[Entries with figure data]
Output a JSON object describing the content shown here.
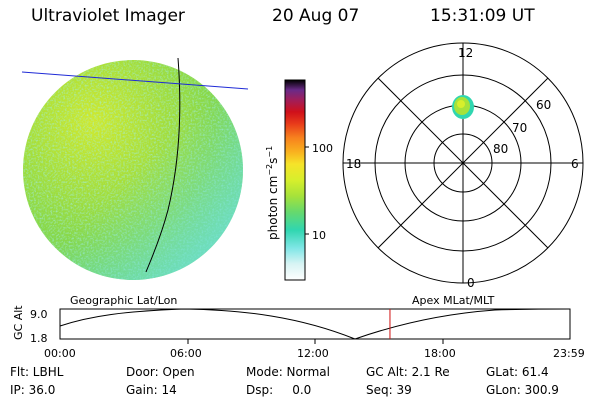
{
  "header": {
    "instrument": "Ultraviolet Imager",
    "date": "20 Aug 07",
    "time": "15:31:09 UT"
  },
  "colorbar": {
    "label_html": "photon cm<tspan dy='-5' font-size='8'>−2</tspan><tspan dy='5'>s</tspan><tspan dy='-5' font-size='8'>−1</tspan>",
    "tick_100": "100",
    "tick_10": "10",
    "colors": [
      "#000000",
      "#3b1a57",
      "#6a2a88",
      "#a01e5a",
      "#d0101a",
      "#e83c1a",
      "#f7821e",
      "#f9b21f",
      "#f6e329",
      "#d7ef2c",
      "#a6e23a",
      "#66d96d",
      "#30d6b0",
      "#7fe6e6",
      "#d8f4f4",
      "#ffffff"
    ]
  },
  "polar": {
    "mlt_top": "12",
    "mlt_bottom": "0",
    "mlt_left": "18",
    "mlt_right": "6",
    "lat_60": "60",
    "lat_70": "70",
    "lat_80": "80"
  },
  "orbit": {
    "left_title": "Geographic Lat/Lon",
    "right_title": "Apex MLat/MLT",
    "ylabel": "GC Alt",
    "y_top": "9.0",
    "y_bottom": "1.8",
    "x_ticks": [
      "00:00",
      "06:00",
      "12:00",
      "18:00",
      "23:59"
    ],
    "current_fraction": 0.647
  },
  "info": {
    "flt": "Flt: LBHL",
    "door": "Door: Open",
    "mode": "Mode: Normal",
    "gcalt": "GC Alt: 2.1 Re",
    "glat": "GLat: 61.4",
    "ip": "IP: 36.0",
    "gain": "Gain: 14",
    "dsp": "Dsp:     0.0",
    "seq": "Seq: 39",
    "glon": "GLon: 300.9"
  },
  "image_colors": {
    "disk_base": "#8ad94a",
    "disk_bright": "#c8e832",
    "disk_cyan": "#6fe0c8",
    "terminator": "#000000",
    "geo_line": "#1f2bd6",
    "orbit_marker": "#d01010",
    "oval_spot": "#c8e832"
  }
}
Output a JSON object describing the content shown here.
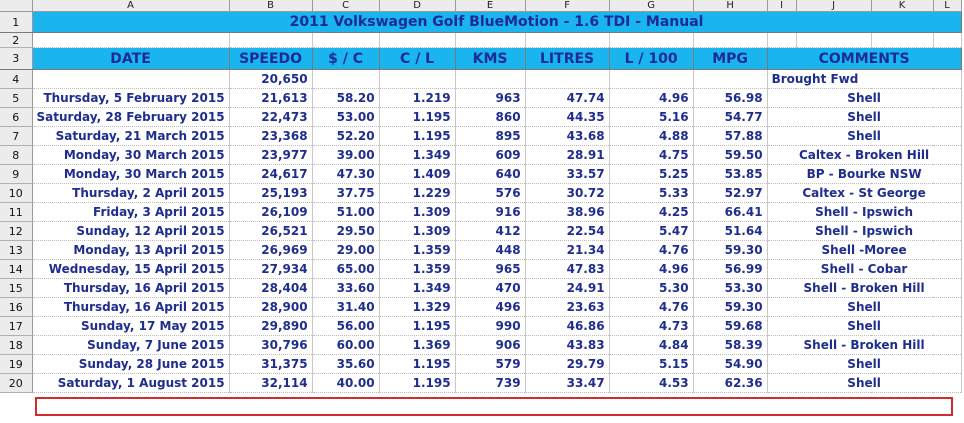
{
  "columns": [
    "A",
    "B",
    "C",
    "D",
    "E",
    "F",
    "G",
    "H",
    "I",
    "J",
    "K",
    "L"
  ],
  "title": "2011 Volkswagen Golf BlueMotion - 1.6 TDI - Manual",
  "headers": {
    "date": "DATE",
    "speedo": "SPEEDO",
    "cost": "$ / C",
    "cpl": "C / L",
    "kms": "KMS",
    "litres": "LITRES",
    "l100": "L / 100",
    "mpg": "MPG",
    "comments": "COMMENTS"
  },
  "brought_forward": {
    "speedo": "20,650",
    "comment": "Brought Fwd"
  },
  "rows": [
    {
      "date": "Thursday, 5 February 2015",
      "speedo": "21,613",
      "cost": "58.20",
      "cpl": "1.219",
      "kms": "963",
      "litres": "47.74",
      "l100": "4.96",
      "mpg": "56.98",
      "comment": "Shell"
    },
    {
      "date": "Saturday, 28 February 2015",
      "speedo": "22,473",
      "cost": "53.00",
      "cpl": "1.195",
      "kms": "860",
      "litres": "44.35",
      "l100": "5.16",
      "mpg": "54.77",
      "comment": "Shell"
    },
    {
      "date": "Saturday, 21 March 2015",
      "speedo": "23,368",
      "cost": "52.20",
      "cpl": "1.195",
      "kms": "895",
      "litres": "43.68",
      "l100": "4.88",
      "mpg": "57.88",
      "comment": "Shell"
    },
    {
      "date": "Monday, 30 March 2015",
      "speedo": "23,977",
      "cost": "39.00",
      "cpl": "1.349",
      "kms": "609",
      "litres": "28.91",
      "l100": "4.75",
      "mpg": "59.50",
      "comment": "Caltex - Broken Hill"
    },
    {
      "date": "Monday, 30 March 2015",
      "speedo": "24,617",
      "cost": "47.30",
      "cpl": "1.409",
      "kms": "640",
      "litres": "33.57",
      "l100": "5.25",
      "mpg": "53.85",
      "comment": "BP - Bourke NSW"
    },
    {
      "date": "Thursday, 2 April 2015",
      "speedo": "25,193",
      "cost": "37.75",
      "cpl": "1.229",
      "kms": "576",
      "litres": "30.72",
      "l100": "5.33",
      "mpg": "52.97",
      "comment": "Caltex - St George"
    },
    {
      "date": "Friday, 3 April 2015",
      "speedo": "26,109",
      "cost": "51.00",
      "cpl": "1.309",
      "kms": "916",
      "litres": "38.96",
      "l100": "4.25",
      "mpg": "66.41",
      "comment": "Shell - Ipswich"
    },
    {
      "date": "Sunday, 12 April 2015",
      "speedo": "26,521",
      "cost": "29.50",
      "cpl": "1.309",
      "kms": "412",
      "litres": "22.54",
      "l100": "5.47",
      "mpg": "51.64",
      "comment": "Shell - Ipswich"
    },
    {
      "date": "Monday, 13 April 2015",
      "speedo": "26,969",
      "cost": "29.00",
      "cpl": "1.359",
      "kms": "448",
      "litres": "21.34",
      "l100": "4.76",
      "mpg": "59.30",
      "comment": "Shell -Moree"
    },
    {
      "date": "Wednesday, 15 April 2015",
      "speedo": "27,934",
      "cost": "65.00",
      "cpl": "1.359",
      "kms": "965",
      "litres": "47.83",
      "l100": "4.96",
      "mpg": "56.99",
      "comment": "Shell - Cobar"
    },
    {
      "date": "Thursday, 16 April 2015",
      "speedo": "28,404",
      "cost": "33.60",
      "cpl": "1.349",
      "kms": "470",
      "litres": "24.91",
      "l100": "5.30",
      "mpg": "53.30",
      "comment": "Shell - Broken Hill"
    },
    {
      "date": "Thursday, 16 April 2015",
      "speedo": "28,900",
      "cost": "31.40",
      "cpl": "1.329",
      "kms": "496",
      "litres": "23.63",
      "l100": "4.76",
      "mpg": "59.30",
      "comment": "Shell"
    },
    {
      "date": "Sunday, 17 May 2015",
      "speedo": "29,890",
      "cost": "56.00",
      "cpl": "1.195",
      "kms": "990",
      "litres": "46.86",
      "l100": "4.73",
      "mpg": "59.68",
      "comment": "Shell"
    },
    {
      "date": "Sunday, 7 June 2015",
      "speedo": "30,796",
      "cost": "60.00",
      "cpl": "1.369",
      "kms": "906",
      "litres": "43.83",
      "l100": "4.84",
      "mpg": "58.39",
      "comment": "Shell - Broken Hill"
    },
    {
      "date": "Sunday, 28 June 2015",
      "speedo": "31,375",
      "cost": "35.60",
      "cpl": "1.195",
      "kms": "579",
      "litres": "29.79",
      "l100": "5.15",
      "mpg": "54.90",
      "comment": "Shell"
    },
    {
      "date": "Saturday, 1 August 2015",
      "speedo": "32,114",
      "cost": "40.00",
      "cpl": "1.195",
      "kms": "739",
      "litres": "33.47",
      "l100": "4.53",
      "mpg": "62.36",
      "comment": "Shell"
    }
  ],
  "highlight_color": "#d42a2a",
  "header_fill": "#1ab5ee",
  "text_color": "#1f2d8f"
}
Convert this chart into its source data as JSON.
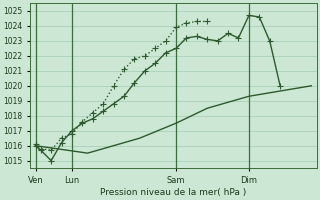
{
  "xlabel": "Pression niveau de la mer( hPa )",
  "ylim": [
    1014.5,
    1025.5
  ],
  "yticks": [
    1015,
    1016,
    1017,
    1018,
    1019,
    1020,
    1021,
    1022,
    1023,
    1024,
    1025
  ],
  "background_color": "#cce8d4",
  "grid_color": "#aacfb8",
  "line_color": "#2d5a2d",
  "vline_color": "#3a6e3a",
  "xtick_labels": [
    "Ven",
    "Lun",
    "Sam",
    "Dim"
  ],
  "xtick_positions": [
    0,
    3.5,
    13.5,
    20.5
  ],
  "xlim": [
    -0.5,
    27.0
  ],
  "line1_x": [
    0,
    0.5,
    1.5,
    2.5,
    3.5,
    4.5,
    5.5,
    6.5,
    7.5,
    8.5,
    9.5,
    10.5,
    11.5,
    12.5,
    13.5,
    14.5,
    15.5,
    16.5
  ],
  "line1_y": [
    1016.1,
    1015.8,
    1015.7,
    1016.5,
    1016.8,
    1017.6,
    1018.2,
    1018.8,
    1020.0,
    1021.1,
    1021.8,
    1022.0,
    1022.5,
    1023.0,
    1023.9,
    1024.2,
    1024.3,
    1024.3
  ],
  "line2_x": [
    0,
    0.5,
    1.5,
    2.5,
    3.5,
    4.5,
    5.5,
    6.5,
    7.5,
    8.5,
    9.5,
    10.5,
    11.5,
    12.5,
    13.5,
    14.5,
    15.5,
    16.5,
    17.5,
    18.5,
    19.5,
    20.5,
    21.5,
    22.5,
    23.5
  ],
  "line2_y": [
    1016.0,
    1015.7,
    1015.0,
    1016.2,
    1017.0,
    1017.5,
    1017.8,
    1018.3,
    1018.8,
    1019.3,
    1020.2,
    1021.0,
    1021.5,
    1022.2,
    1022.5,
    1023.2,
    1023.3,
    1023.1,
    1023.0,
    1023.5,
    1023.2,
    1024.7,
    1024.6,
    1023.0,
    1020.0
  ],
  "line3_x": [
    0,
    5,
    10,
    13.5,
    16.5,
    20.5,
    26.5
  ],
  "line3_y": [
    1016.0,
    1015.5,
    1016.5,
    1017.5,
    1018.5,
    1019.3,
    1020.0
  ],
  "marker_size": 2.5,
  "line_width": 1.0,
  "line1_style": "dotted",
  "line2_style": "solid",
  "line3_style": "solid"
}
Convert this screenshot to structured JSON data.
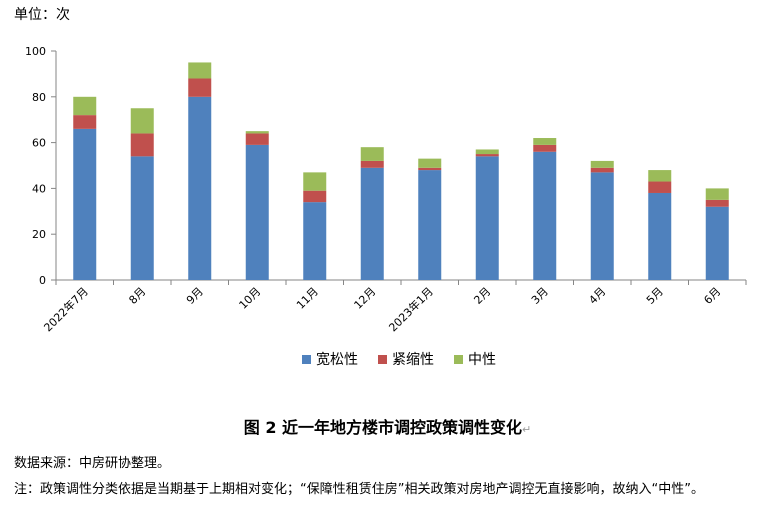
{
  "unit_label": "单位：次",
  "caption": {
    "title": "图 2  近一年地方楼市调控政策调性变化",
    "return_mark": "↵"
  },
  "source": "数据来源：中房研协整理。",
  "note": "注：政策调性分类依据是当期基于上期相对变化；“保障性租赁住房”相关政策对房地产调控无直接影响，故纳入“中性”。",
  "chart_data": {
    "type": "bar",
    "stacked": true,
    "categories": [
      "2022年7月",
      "8月",
      "9月",
      "10月",
      "11月",
      "12月",
      "2023年1月",
      "2月",
      "3月",
      "4月",
      "5月",
      "6月"
    ],
    "series": [
      {
        "name": "宽松性",
        "color": "#4F81BD",
        "values": [
          66,
          54,
          80,
          59,
          34,
          49,
          48,
          54,
          56,
          47,
          38,
          32
        ]
      },
      {
        "name": "紧缩性",
        "color": "#C0504D",
        "values": [
          6,
          10,
          8,
          5,
          5,
          3,
          1,
          1,
          3,
          2,
          5,
          3
        ]
      },
      {
        "name": "中性",
        "color": "#9BBB59",
        "values": [
          8,
          11,
          7,
          1,
          8,
          6,
          4,
          2,
          3,
          3,
          5,
          5
        ]
      }
    ],
    "ylim": [
      0,
      100
    ],
    "yticks": [
      0,
      20,
      40,
      60,
      80,
      100
    ],
    "legend_position": "bottom",
    "grid": false
  }
}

- [STATED TASK]:
Isolate the lines that hold the word "Convert" and copy all of them.

- [TASK RESPONSE]:
Convert this chart into its source data as JSON.
Convert this screenshot to structured JSON data.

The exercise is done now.